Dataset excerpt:
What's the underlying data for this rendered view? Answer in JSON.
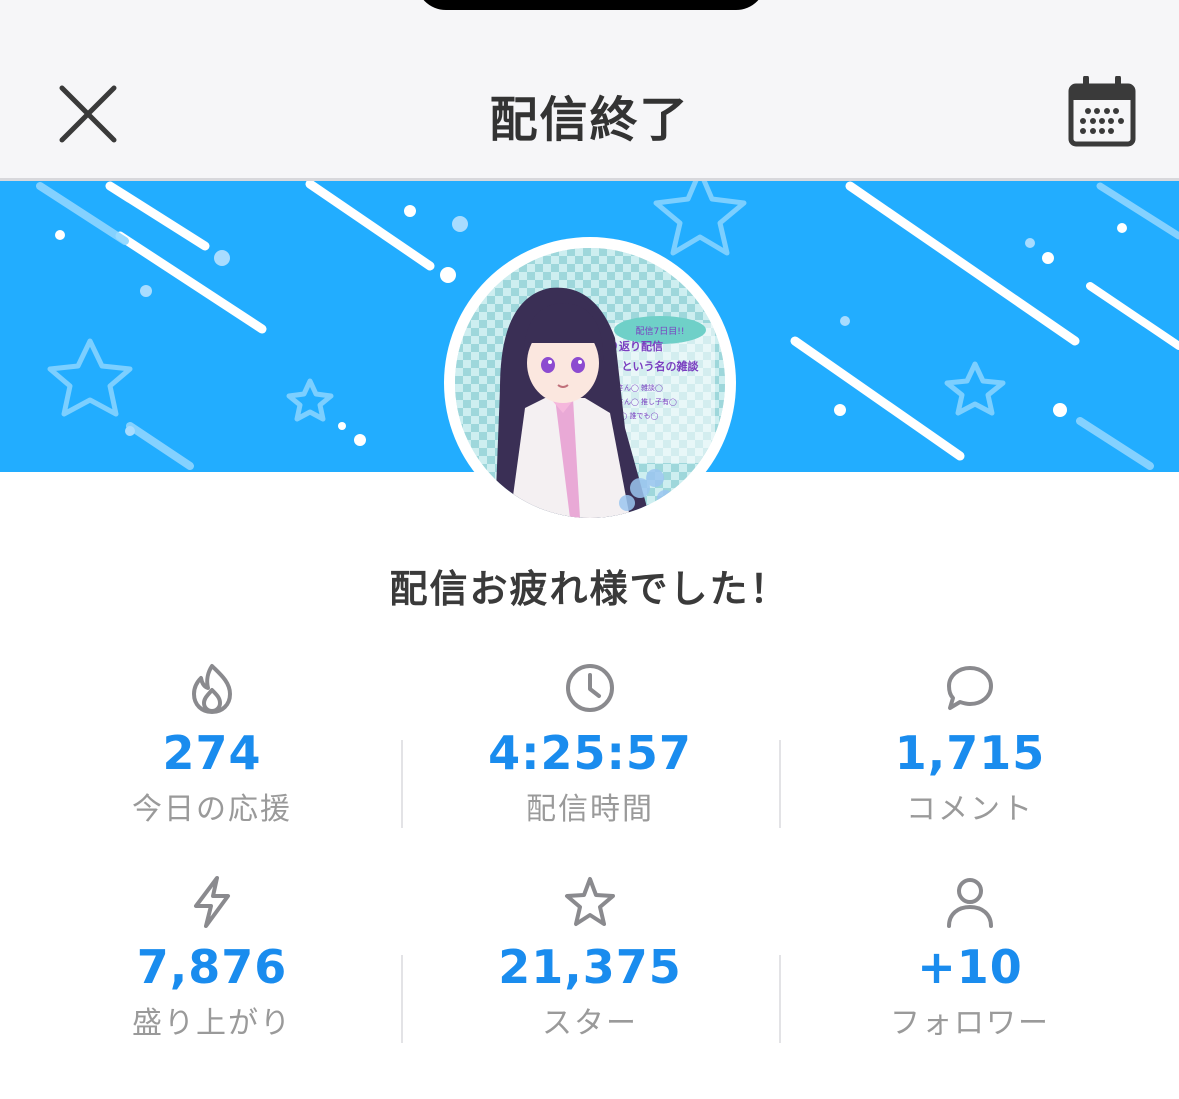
{
  "header": {
    "title": "配信終了",
    "close_icon": "close-icon",
    "calendar_icon": "calendar-icon"
  },
  "banner": {
    "background_color": "#22adff",
    "avatar": {
      "thumb_lines": [
        "配信7日目!!",
        "振り返り配信",
        "という名の雑談",
        "初見さん◯ 雑談◯",
        "常連さん◯ 推し子有◯",
        "ROM◯ 誰でも◯"
      ]
    }
  },
  "message": "配信お疲れ様でした！",
  "stats": [
    {
      "icon": "fire-icon",
      "value": "274",
      "label": "今日の応援"
    },
    {
      "icon": "clock-icon",
      "value": "4:25:57",
      "label": "配信時間"
    },
    {
      "icon": "comment-icon",
      "value": "1,715",
      "label": "コメント"
    },
    {
      "icon": "lightning-icon",
      "value": "7,876",
      "label": "盛り上がり"
    },
    {
      "icon": "star-icon",
      "value": "21,375",
      "label": "スター"
    },
    {
      "icon": "person-icon",
      "value": "+10",
      "label": "フォロワー"
    }
  ],
  "colors": {
    "accent": "#1a8cee",
    "label": "#9a9a9a",
    "icon": "#8a8a8e"
  }
}
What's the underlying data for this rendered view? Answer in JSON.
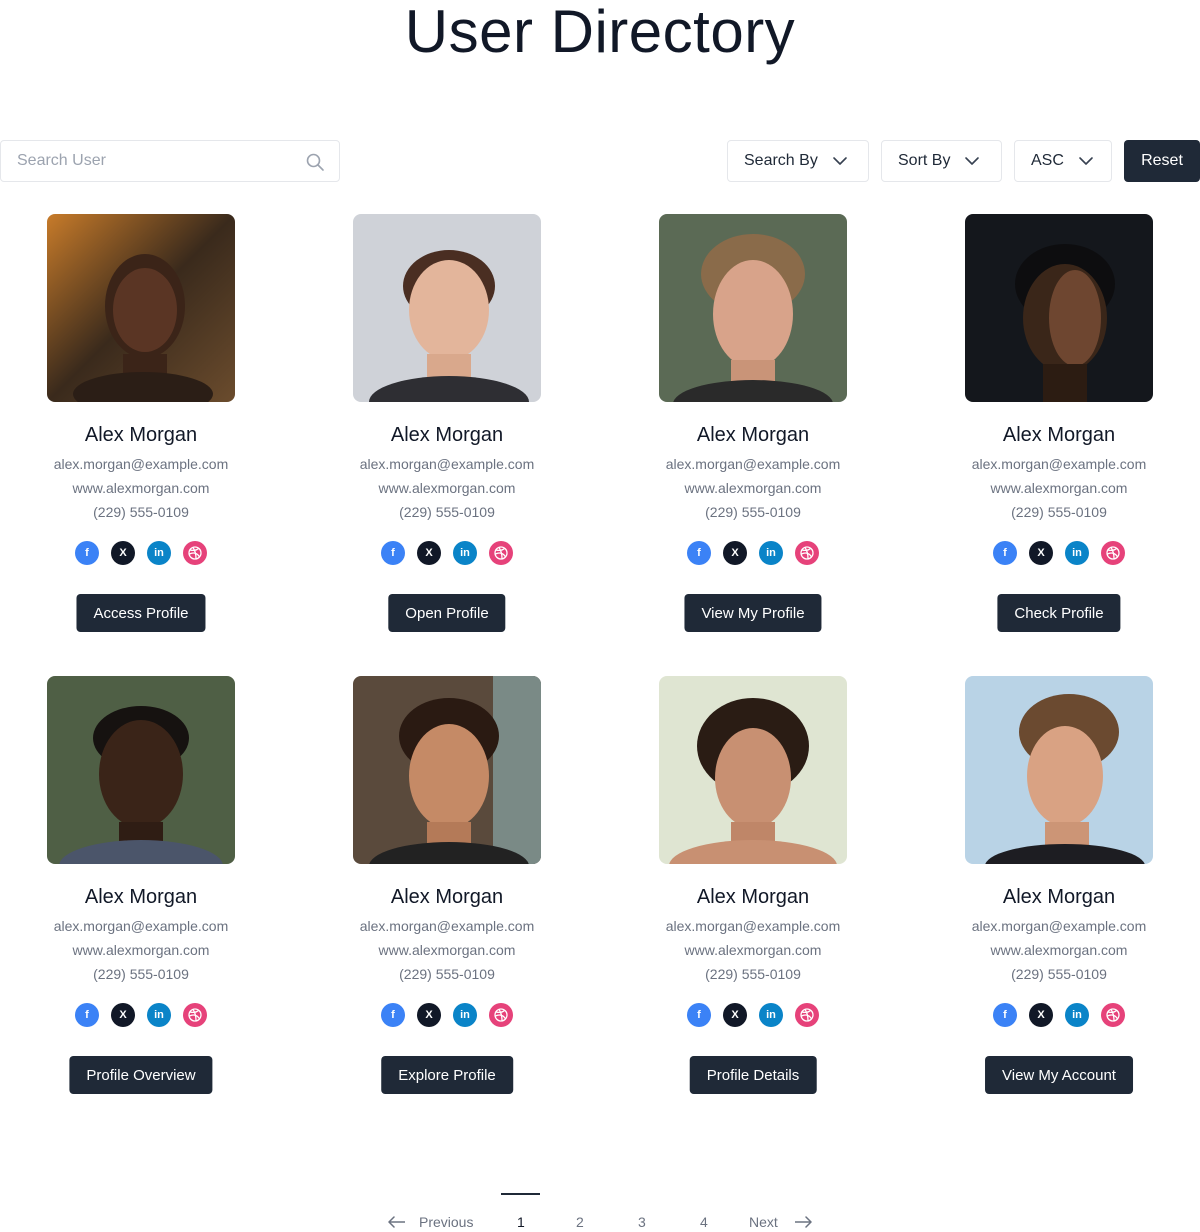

### JOB
Look through the material above and work out how many of its lines contain "icon". State the number only.

### COMPLETE OUTPUT
9